Objective
Answer with one number only: the number of lines that contain "count".

Chart and figure data
○ ○ ○ ○

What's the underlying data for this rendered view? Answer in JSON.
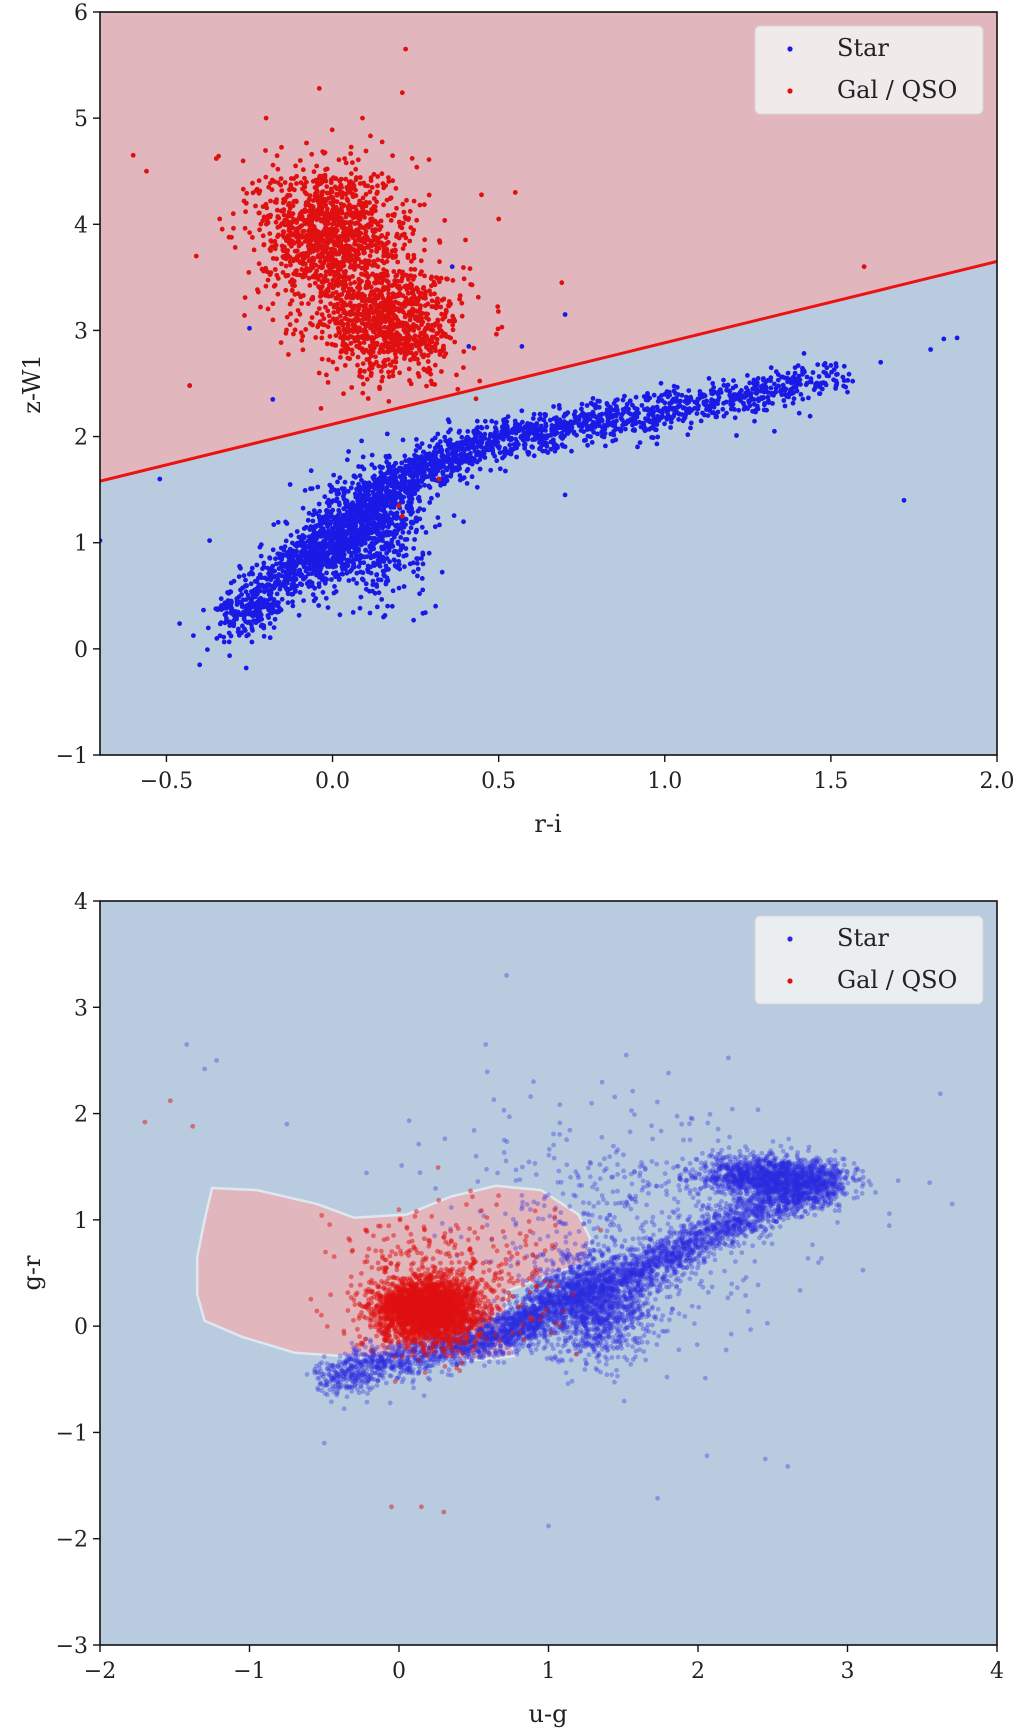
{
  "chart_data": [
    {
      "type": "scatter",
      "title": "",
      "xlabel": "r-i",
      "ylabel": "z-W1",
      "xlim": [
        -0.7,
        2.0
      ],
      "ylim": [
        -1,
        6
      ],
      "xticks": [
        -0.5,
        0.0,
        0.5,
        1.0,
        1.5,
        2.0
      ],
      "xtick_labels": [
        "−0.5",
        "0.0",
        "0.5",
        "1.0",
        "1.5",
        "2.0"
      ],
      "yticks": [
        -1,
        0,
        1,
        2,
        3,
        4,
        5,
        6
      ],
      "ytick_labels": [
        "−1",
        "0",
        "1",
        "2",
        "3",
        "4",
        "5",
        "6"
      ],
      "grid": false,
      "legend_position": "top-right",
      "background_colors": {
        "upper_region": "#e2b6bd",
        "lower_region": "#b9ccdf"
      },
      "decision_boundary": {
        "type": "line",
        "points": [
          [
            -0.7,
            1.58
          ],
          [
            2.0,
            3.65
          ]
        ],
        "color": "#ee1111"
      },
      "series": [
        {
          "name": "Star",
          "color": "#1a1ae6",
          "clusters": [
            {
              "path": [
                [
                  -0.3,
                  0.2
                ],
                [
                  -0.2,
                  0.5
                ],
                [
                  -0.1,
                  0.8
                ],
                [
                  0.0,
                  1.0
                ],
                [
                  0.1,
                  1.3
                ],
                [
                  0.2,
                  1.55
                ],
                [
                  0.3,
                  1.75
                ],
                [
                  0.45,
                  1.95
                ],
                [
                  0.65,
                  2.05
                ],
                [
                  0.9,
                  2.2
                ],
                [
                  1.2,
                  2.35
                ],
                [
                  1.5,
                  2.55
                ]
              ],
              "count": 2600,
              "spread": 0.09
            },
            {
              "center": [
                0.1,
                1.1
              ],
              "count": 700,
              "sx": 0.09,
              "sy": 0.28
            }
          ],
          "points": [
            [
              -0.7,
              1.02
            ],
            [
              -0.52,
              1.6
            ],
            [
              -0.4,
              -0.15
            ],
            [
              -0.37,
              1.02
            ],
            [
              -0.26,
              -0.18
            ],
            [
              -0.25,
              3.02
            ],
            [
              -0.18,
              2.35
            ],
            [
              -0.43,
              2.48
            ],
            [
              1.72,
              1.4
            ],
            [
              1.8,
              2.82
            ],
            [
              1.84,
              2.92
            ],
            [
              1.88,
              2.93
            ],
            [
              1.65,
              2.7
            ],
            [
              0.7,
              1.45
            ],
            [
              1.33,
              2.05
            ],
            [
              0.57,
              2.85
            ],
            [
              0.7,
              3.15
            ],
            [
              0.41,
              2.85
            ],
            [
              0.36,
              3.6
            ]
          ]
        },
        {
          "name": "Gal / QSO",
          "color": "#e01010",
          "clusters": [
            {
              "center": [
                -0.02,
                3.95
              ],
              "count": 1000,
              "sx": 0.1,
              "sy": 0.32
            },
            {
              "center": [
                0.18,
                3.05
              ],
              "count": 800,
              "sx": 0.1,
              "sy": 0.25
            },
            {
              "center": [
                0.08,
                3.5
              ],
              "count": 400,
              "sx": 0.13,
              "sy": 0.4
            }
          ],
          "points": [
            [
              -0.6,
              4.65
            ],
            [
              -0.56,
              4.5
            ],
            [
              -0.35,
              4.62
            ],
            [
              0.22,
              5.65
            ],
            [
              -0.04,
              5.28
            ],
            [
              0.21,
              5.24
            ],
            [
              -0.2,
              5.0
            ],
            [
              0.09,
              5.0
            ],
            [
              1.6,
              3.6
            ],
            [
              0.69,
              3.45
            ],
            [
              0.55,
              4.3
            ],
            [
              0.5,
              4.05
            ],
            [
              -0.41,
              3.7
            ],
            [
              -0.43,
              2.48
            ],
            [
              0.32,
              1.6
            ],
            [
              0.2,
              1.35
            ],
            [
              0.21,
              1.25
            ]
          ]
        }
      ]
    },
    {
      "type": "scatter",
      "title": "",
      "xlabel": "u-g",
      "ylabel": "g-r",
      "xlim": [
        -2,
        4
      ],
      "ylim": [
        -3,
        4
      ],
      "xticks": [
        -2,
        -1,
        0,
        1,
        2,
        3,
        4
      ],
      "xtick_labels": [
        "−2",
        "−1",
        "0",
        "1",
        "2",
        "3",
        "4"
      ],
      "yticks": [
        -3,
        -2,
        -1,
        0,
        1,
        2,
        3,
        4
      ],
      "ytick_labels": [
        "−3",
        "−2",
        "−1",
        "0",
        "1",
        "2",
        "3",
        "4"
      ],
      "grid": false,
      "legend_position": "top-right",
      "background_colors": {
        "main": "#b9ccdf",
        "region": "#e2b6bd",
        "region_edge": "#dfe8f0"
      },
      "decision_region": [
        [
          -1.25,
          1.3
        ],
        [
          -0.95,
          1.28
        ],
        [
          -0.55,
          1.15
        ],
        [
          -0.3,
          1.02
        ],
        [
          0.05,
          1.05
        ],
        [
          0.35,
          1.22
        ],
        [
          0.65,
          1.32
        ],
        [
          0.95,
          1.28
        ],
        [
          1.2,
          1.05
        ],
        [
          1.28,
          0.82
        ],
        [
          1.25,
          0.6
        ],
        [
          0.95,
          0.45
        ],
        [
          0.72,
          0.33
        ],
        [
          0.72,
          -0.05
        ],
        [
          0.78,
          -0.28
        ],
        [
          0.5,
          -0.32
        ],
        [
          0.1,
          -0.3
        ],
        [
          -0.2,
          -0.3
        ],
        [
          -0.7,
          -0.25
        ],
        [
          -1.05,
          -0.1
        ],
        [
          -1.3,
          0.05
        ],
        [
          -1.35,
          0.3
        ],
        [
          -1.35,
          0.65
        ],
        [
          -1.3,
          1.0
        ]
      ],
      "series": [
        {
          "name": "Star",
          "color": "#2a2ae0",
          "alpha": 0.35,
          "clusters": [
            {
              "path": [
                [
                  -0.5,
                  -0.5
                ],
                [
                  0.0,
                  -0.3
                ],
                [
                  0.5,
                  -0.15
                ],
                [
                  0.8,
                  0.0
                ],
                [
                  1.0,
                  0.2
                ],
                [
                  1.4,
                  0.4
                ],
                [
                  1.8,
                  0.65
                ],
                [
                  2.2,
                  0.95
                ],
                [
                  2.6,
                  1.2
                ],
                [
                  2.9,
                  1.35
                ]
              ],
              "count": 3800,
              "spread": 0.1
            },
            {
              "center": [
                2.5,
                1.4
              ],
              "count": 1400,
              "sx": 0.25,
              "sy": 0.1
            },
            {
              "center": [
                1.3,
                0.2
              ],
              "count": 1300,
              "sx": 0.2,
              "sy": 0.25
            },
            {
              "center": [
                1.6,
                1.0
              ],
              "count": 500,
              "sx": 0.6,
              "sy": 0.5
            }
          ],
          "points": [
            [
              0.72,
              3.3
            ],
            [
              0.58,
              2.65
            ],
            [
              -1.42,
              2.65
            ],
            [
              -1.3,
              2.42
            ],
            [
              -1.22,
              2.5
            ],
            [
              1.52,
              2.55
            ],
            [
              0.9,
              2.3
            ],
            [
              -0.75,
              1.9
            ],
            [
              1.73,
              -1.62
            ],
            [
              2.06,
              -1.22
            ],
            [
              2.45,
              -1.25
            ],
            [
              2.6,
              -1.32
            ],
            [
              3.7,
              1.15
            ],
            [
              3.55,
              1.35
            ],
            [
              -0.5,
              -1.1
            ],
            [
              1.0,
              -1.88
            ]
          ]
        },
        {
          "name": "Gal / QSO",
          "color": "#e01010",
          "alpha": 0.5,
          "clusters": [
            {
              "center": [
                0.18,
                0.15
              ],
              "count": 2600,
              "sx": 0.17,
              "sy": 0.15
            },
            {
              "center": [
                0.3,
                0.4
              ],
              "count": 400,
              "sx": 0.35,
              "sy": 0.35
            }
          ],
          "points": [
            [
              -1.7,
              1.92
            ],
            [
              -1.53,
              2.12
            ],
            [
              -1.38,
              1.88
            ],
            [
              -0.05,
              -1.7
            ],
            [
              0.15,
              -1.7
            ],
            [
              0.3,
              -1.75
            ]
          ]
        }
      ]
    }
  ]
}
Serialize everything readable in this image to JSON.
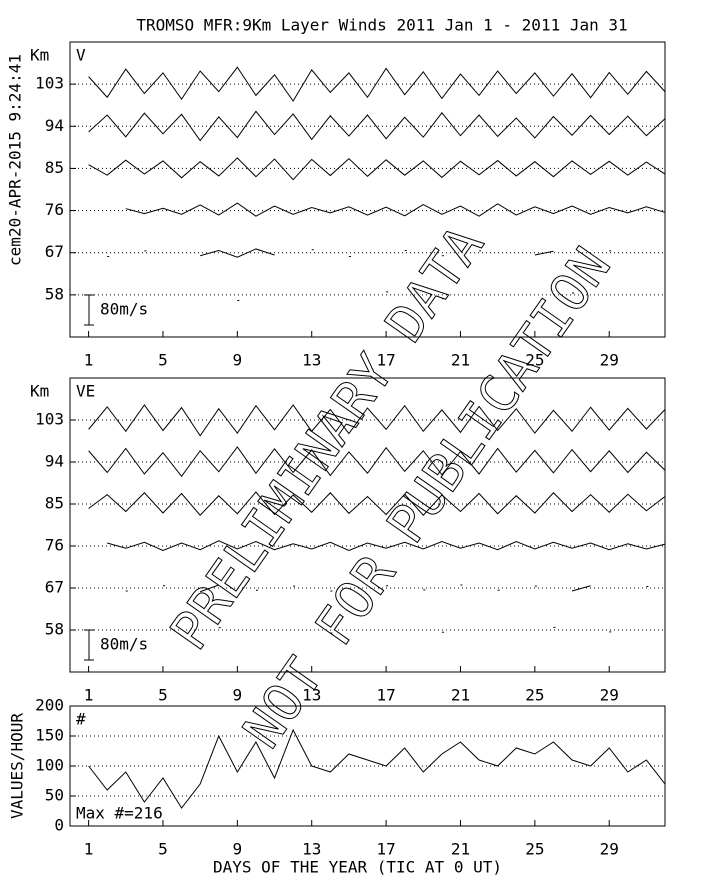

○ ○ ○ ○

Worked solution
11